EXERCISE INSTRUCTIONS: Below are some records. Quote exactly the lines from the one that contains "Output a JSON" through the last, both included, and leave out the pictures.

GIVEN DATA:

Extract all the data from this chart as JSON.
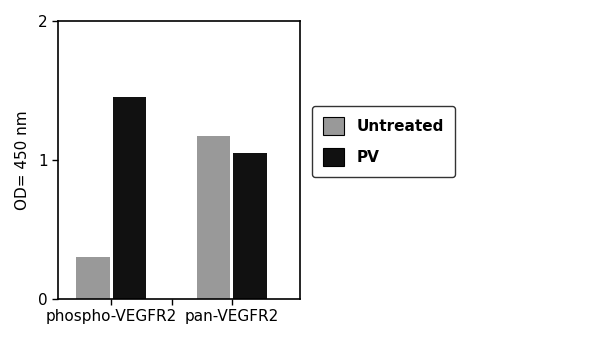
{
  "categories": [
    "phospho-VEGFR2",
    "pan-VEGFR2"
  ],
  "untreated_values": [
    0.3,
    1.17
  ],
  "pv_values": [
    1.45,
    1.05
  ],
  "bar_color_untreated": "#999999",
  "bar_color_pv": "#111111",
  "ylabel": "OD= 450 nm",
  "ylim": [
    0,
    2
  ],
  "yticks": [
    0,
    1,
    2
  ],
  "legend_labels": [
    "Untreated",
    "PV"
  ],
  "bar_width": 0.22,
  "group_positions": [
    0.35,
    1.15
  ],
  "xlim": [
    0.0,
    1.6
  ],
  "figsize": [
    6.08,
    3.39
  ],
  "dpi": 100
}
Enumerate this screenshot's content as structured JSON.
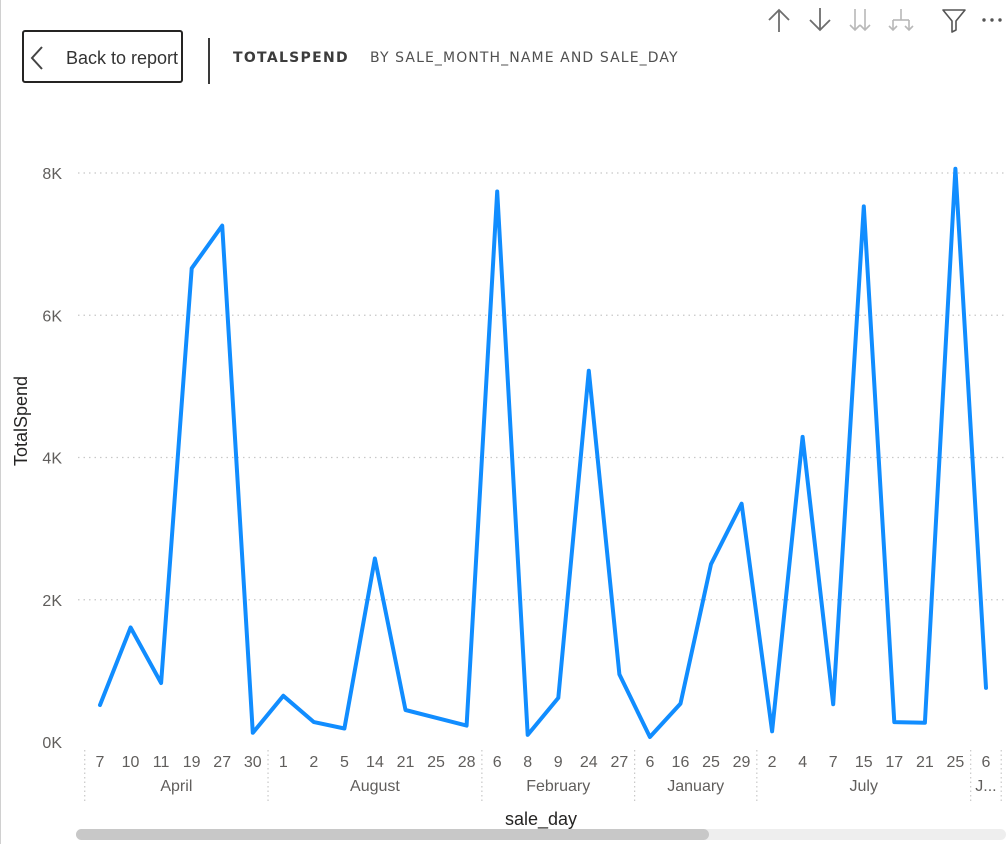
{
  "header": {
    "back_label": "Back to report",
    "title_measure": "TOTALSPEND",
    "title_rest": "BY SALE_MONTH_NAME AND SALE_DAY"
  },
  "toolbar": {
    "icons": [
      "sort-ascending-icon",
      "sort-descending-icon",
      "expand-all-icon",
      "expand-down-icon",
      "filter-icon",
      "more-options-icon"
    ]
  },
  "colors": {
    "line": "#118DFF",
    "grid": "#c8c8c8",
    "text": "#605e5c"
  },
  "chart_data": {
    "type": "line",
    "xlabel": "sale_day",
    "ylabel": "TotalSpend",
    "ylim": [
      0,
      8000
    ],
    "yticks": [
      "0K",
      "2K",
      "4K",
      "6K",
      "8K"
    ],
    "grid": true,
    "groups": [
      {
        "label": "April",
        "days": [
          "7",
          "10",
          "11",
          "19",
          "27",
          "30"
        ]
      },
      {
        "label": "August",
        "days": [
          "1",
          "2",
          "5",
          "14",
          "21",
          "25",
          "28"
        ]
      },
      {
        "label": "February",
        "days": [
          "6",
          "8",
          "9",
          "24",
          "27"
        ]
      },
      {
        "label": "January",
        "days": [
          "6",
          "16",
          "25",
          "29"
        ]
      },
      {
        "label": "July",
        "days": [
          "2",
          "4",
          "7",
          "15",
          "17",
          "21",
          "25"
        ]
      },
      {
        "label": "J...",
        "days": [
          "6"
        ]
      }
    ],
    "series": [
      {
        "values": [
          520,
          1610,
          830,
          6660,
          7260,
          130,
          650,
          280,
          190,
          2580,
          450,
          340,
          230,
          7740,
          100,
          620,
          5220,
          950,
          70,
          540,
          2500,
          3350,
          150,
          4290,
          530,
          7530,
          280,
          270,
          8060,
          760
        ]
      }
    ]
  }
}
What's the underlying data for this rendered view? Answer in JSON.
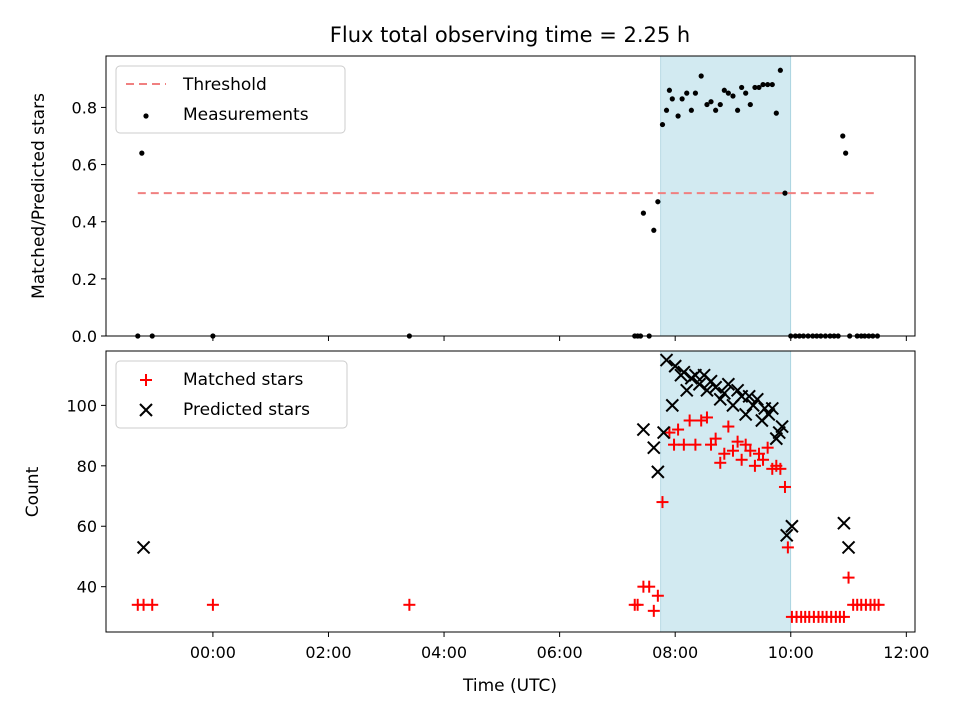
{
  "figure": {
    "title": "Flux total observing time = 2.25 h",
    "x_label": "Time (UTC)",
    "x_tick_labels": [
      "00:00",
      "02:00",
      "04:00",
      "06:00",
      "08:00",
      "10:00",
      "12:00"
    ]
  },
  "chart_data": [
    {
      "type": "scatter",
      "panel": "top",
      "title": "Flux total observing time = 2.25 h",
      "xlabel": "",
      "ylabel": "Matched/Predicted stars",
      "x_unit": "hours (UTC)",
      "xlim": [
        -1.85,
        12.15
      ],
      "ylim": [
        0,
        0.98
      ],
      "yticks": [
        0.0,
        0.2,
        0.4,
        0.6,
        0.8
      ],
      "ytick_labels": [
        "0.0",
        "0.2",
        "0.4",
        "0.6",
        "0.8"
      ],
      "shaded_span": [
        7.75,
        10.0
      ],
      "shaded_color": "#add8e6",
      "series": [
        {
          "name": "Threshold",
          "type": "line",
          "style": "dashed",
          "color": "#f08080",
          "x": [
            -1.3,
            11.5
          ],
          "y": [
            0.5,
            0.5
          ]
        },
        {
          "name": "Measurements",
          "type": "scatter",
          "marker": "dot",
          "color": "#000000",
          "x": [
            -1.3,
            -1.23,
            -1.05,
            0.0,
            3.4,
            7.3,
            7.35,
            7.4,
            7.45,
            7.55,
            7.63,
            7.7,
            7.78,
            7.85,
            7.9,
            7.95,
            8.05,
            8.12,
            8.2,
            8.28,
            8.35,
            8.45,
            8.55,
            8.62,
            8.7,
            8.78,
            8.85,
            8.92,
            9.0,
            9.08,
            9.15,
            9.22,
            9.3,
            9.38,
            9.45,
            9.52,
            9.6,
            9.68,
            9.75,
            9.82,
            9.9,
            10.0,
            10.08,
            10.15,
            10.22,
            10.3,
            10.38,
            10.45,
            10.52,
            10.6,
            10.68,
            10.75,
            10.82,
            10.9,
            10.95,
            11.02,
            11.15,
            11.22,
            11.28,
            11.35,
            11.42,
            11.5
          ],
          "y": [
            0.0,
            0.64,
            0.0,
            0.0,
            0.0,
            0.0,
            0.0,
            0.0,
            0.43,
            0.0,
            0.37,
            0.47,
            0.74,
            0.79,
            0.86,
            0.83,
            0.77,
            0.83,
            0.85,
            0.79,
            0.85,
            0.91,
            0.81,
            0.82,
            0.79,
            0.81,
            0.86,
            0.85,
            0.84,
            0.79,
            0.87,
            0.85,
            0.81,
            0.87,
            0.87,
            0.88,
            0.88,
            0.88,
            0.78,
            0.93,
            0.5,
            0.0,
            0.0,
            0.0,
            0.0,
            0.0,
            0.0,
            0.0,
            0.0,
            0.0,
            0.0,
            0.0,
            0.0,
            0.7,
            0.64,
            0.0,
            0.0,
            0.0,
            0.0,
            0.0,
            0.0,
            0.0
          ]
        }
      ],
      "legend": "upper-left",
      "grid": false
    },
    {
      "type": "scatter",
      "panel": "bottom",
      "title": "",
      "xlabel": "Time (UTC)",
      "ylabel": "Count",
      "x_unit": "hours (UTC)",
      "xlim": [
        -1.85,
        12.15
      ],
      "ylim": [
        25,
        118
      ],
      "yticks": [
        40,
        60,
        80,
        100
      ],
      "ytick_labels": [
        "40",
        "60",
        "80",
        "100"
      ],
      "xticks": [
        0,
        2,
        4,
        6,
        8,
        10,
        12
      ],
      "xtick_labels": [
        "00:00",
        "02:00",
        "04:00",
        "06:00",
        "08:00",
        "10:00",
        "12:00"
      ],
      "shaded_span": [
        7.75,
        10.0
      ],
      "shaded_color": "#add8e6",
      "series": [
        {
          "name": "Matched stars",
          "marker": "plus",
          "color": "#ff0000",
          "x": [
            -1.3,
            -1.2,
            -1.05,
            0.0,
            3.4,
            7.3,
            7.35,
            7.45,
            7.55,
            7.63,
            7.7,
            7.78,
            7.9,
            7.98,
            8.05,
            8.15,
            8.25,
            8.35,
            8.45,
            8.55,
            8.62,
            8.7,
            8.78,
            8.85,
            8.92,
            9.0,
            9.08,
            9.15,
            9.22,
            9.3,
            9.38,
            9.45,
            9.52,
            9.6,
            9.68,
            9.75,
            9.82,
            9.9,
            9.95,
            10.02,
            10.1,
            10.18,
            10.25,
            10.32,
            10.4,
            10.48,
            10.55,
            10.62,
            10.7,
            10.78,
            10.85,
            10.92,
            11.0,
            11.08,
            11.15,
            11.22,
            11.3,
            11.38,
            11.45,
            11.52
          ],
          "y": [
            34,
            34,
            34,
            34,
            34,
            34,
            34,
            40,
            40,
            32,
            37,
            68,
            91,
            87,
            92,
            87,
            95,
            87,
            95,
            96,
            87,
            89,
            81,
            84,
            93,
            85,
            88,
            82,
            87,
            85,
            80,
            84,
            82,
            86,
            79,
            80,
            79,
            73,
            53,
            30,
            30,
            30,
            30,
            30,
            30,
            30,
            30,
            30,
            30,
            30,
            30,
            30,
            43,
            34,
            34,
            34,
            34,
            34,
            34,
            34
          ]
        },
        {
          "name": "Predicted stars",
          "marker": "x",
          "color": "#000000",
          "x": [
            -1.2,
            7.45,
            7.63,
            7.7,
            7.8,
            7.85,
            7.95,
            8.0,
            8.1,
            8.15,
            8.2,
            8.28,
            8.35,
            8.42,
            8.5,
            8.55,
            8.62,
            8.7,
            8.78,
            8.85,
            8.92,
            9.0,
            9.08,
            9.15,
            9.22,
            9.28,
            9.35,
            9.42,
            9.5,
            9.55,
            9.62,
            9.68,
            9.75,
            9.8,
            9.85,
            9.93,
            10.02,
            10.92,
            11.0
          ],
          "y": [
            53,
            92,
            86,
            78,
            91,
            115,
            100,
            113,
            110,
            111,
            105,
            109,
            110,
            107,
            110,
            105,
            108,
            106,
            102,
            104,
            107,
            100,
            105,
            103,
            97,
            103,
            100,
            102,
            95,
            99,
            97,
            99,
            89,
            91,
            93,
            57,
            60,
            61,
            53
          ]
        }
      ],
      "legend": "upper-left",
      "grid": false
    }
  ]
}
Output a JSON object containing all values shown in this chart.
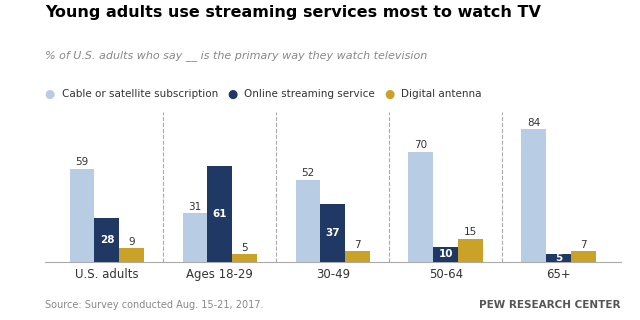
{
  "title": "Young adults use streaming services most to watch TV",
  "subtitle": "% of U.S. adults who say __ is the primary way they watch television",
  "categories": [
    "U.S. adults",
    "Ages 18-29",
    "30-49",
    "50-64",
    "65+"
  ],
  "series": {
    "Cable or satellite subscription": [
      59,
      31,
      52,
      70,
      84
    ],
    "Online streaming service": [
      28,
      61,
      37,
      10,
      5
    ],
    "Digital antenna": [
      9,
      5,
      7,
      15,
      7
    ]
  },
  "colors": {
    "Cable or satellite subscription": "#b8cce4",
    "Online streaming service": "#1f3864",
    "Digital antenna": "#c9a227"
  },
  "source": "Source: Survey conducted Aug. 15-21, 2017.",
  "brand": "PEW RESEARCH CENTER",
  "bar_width": 0.22,
  "ylim": [
    0,
    95
  ],
  "background_color": "#ffffff"
}
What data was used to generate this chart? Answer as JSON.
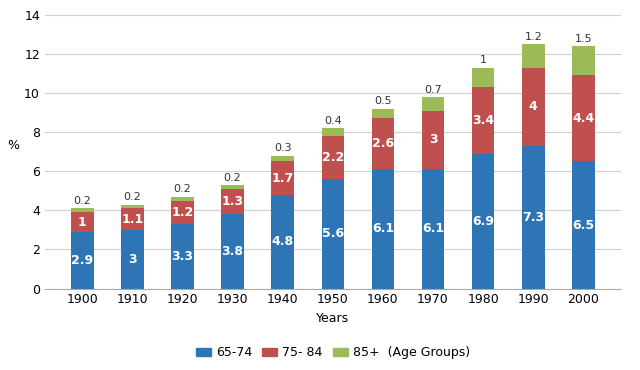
{
  "years": [
    "1900",
    "1910",
    "1920",
    "1930",
    "1940",
    "1950",
    "1960",
    "1970",
    "1980",
    "1990",
    "2000"
  ],
  "age_65_74": [
    2.9,
    3.0,
    3.3,
    3.8,
    4.8,
    5.6,
    6.1,
    6.1,
    6.9,
    7.3,
    6.5
  ],
  "age_75_84": [
    1.0,
    1.1,
    1.2,
    1.3,
    1.7,
    2.2,
    2.6,
    3.0,
    3.4,
    4.0,
    4.4
  ],
  "age_85p": [
    0.2,
    0.2,
    0.2,
    0.2,
    0.3,
    0.4,
    0.5,
    0.7,
    1.0,
    1.2,
    1.5
  ],
  "color_65_74": "#2E75B6",
  "color_75_84": "#C0504D",
  "color_85p": "#9BBB59",
  "xlabel": "Years",
  "ylabel": "%",
  "ylim": [
    0,
    14
  ],
  "yticks": [
    0,
    2,
    4,
    6,
    8,
    10,
    12,
    14
  ],
  "legend_labels": [
    "65-74",
    "75- 84",
    "85+  (Age Groups)"
  ],
  "bar_width": 0.45,
  "label_fontsize_inside": 9,
  "label_fontsize_above": 8,
  "axis_fontsize": 9,
  "legend_fontsize": 9
}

TASK ANSWER:
Output a JSON object containing all values shown in this chart.
{
  "title": "Young adults use streaming services most to watch TV",
  "subtitle": "% of U.S. adults who say __ is the primary way they watch television",
  "categories": [
    "U.S. adults",
    "Ages 18-29",
    "30-49",
    "50-64",
    "65+"
  ],
  "series": {
    "Cable or satellite subscription": [
      59,
      31,
      52,
      70,
      84
    ],
    "Online streaming service": [
      28,
      61,
      37,
      10,
      5
    ],
    "Digital antenna": [
      9,
      5,
      7,
      15,
      7
    ]
  },
  "colors": {
    "Cable or satellite subscription": "#b8cce4",
    "Online streaming service": "#1f3864",
    "Digital antenna": "#c9a227"
  },
  "source": "Source: Survey conducted Aug. 15-21, 2017.",
  "brand": "PEW RESEARCH CENTER",
  "bar_width": 0.22,
  "ylim": [
    0,
    95
  ],
  "background_color": "#ffffff"
}
What data was used to generate this chart? Answer as JSON.
{
  "years": [
    "1900",
    "1910",
    "1920",
    "1930",
    "1940",
    "1950",
    "1960",
    "1970",
    "1980",
    "1990",
    "2000"
  ],
  "age_65_74": [
    2.9,
    3.0,
    3.3,
    3.8,
    4.8,
    5.6,
    6.1,
    6.1,
    6.9,
    7.3,
    6.5
  ],
  "age_75_84": [
    1.0,
    1.1,
    1.2,
    1.3,
    1.7,
    2.2,
    2.6,
    3.0,
    3.4,
    4.0,
    4.4
  ],
  "age_85p": [
    0.2,
    0.2,
    0.2,
    0.2,
    0.3,
    0.4,
    0.5,
    0.7,
    1.0,
    1.2,
    1.5
  ],
  "color_65_74": "#2E75B6",
  "color_75_84": "#C0504D",
  "color_85p": "#9BBB59",
  "xlabel": "Years",
  "ylabel": "%",
  "ylim": [
    0,
    14
  ],
  "yticks": [
    0,
    2,
    4,
    6,
    8,
    10,
    12,
    14
  ],
  "legend_labels": [
    "65-74",
    "75- 84",
    "85+  (Age Groups)"
  ],
  "bar_width": 0.45,
  "label_fontsize_inside": 9,
  "label_fontsize_above": 8,
  "axis_fontsize": 9,
  "legend_fontsize": 9
}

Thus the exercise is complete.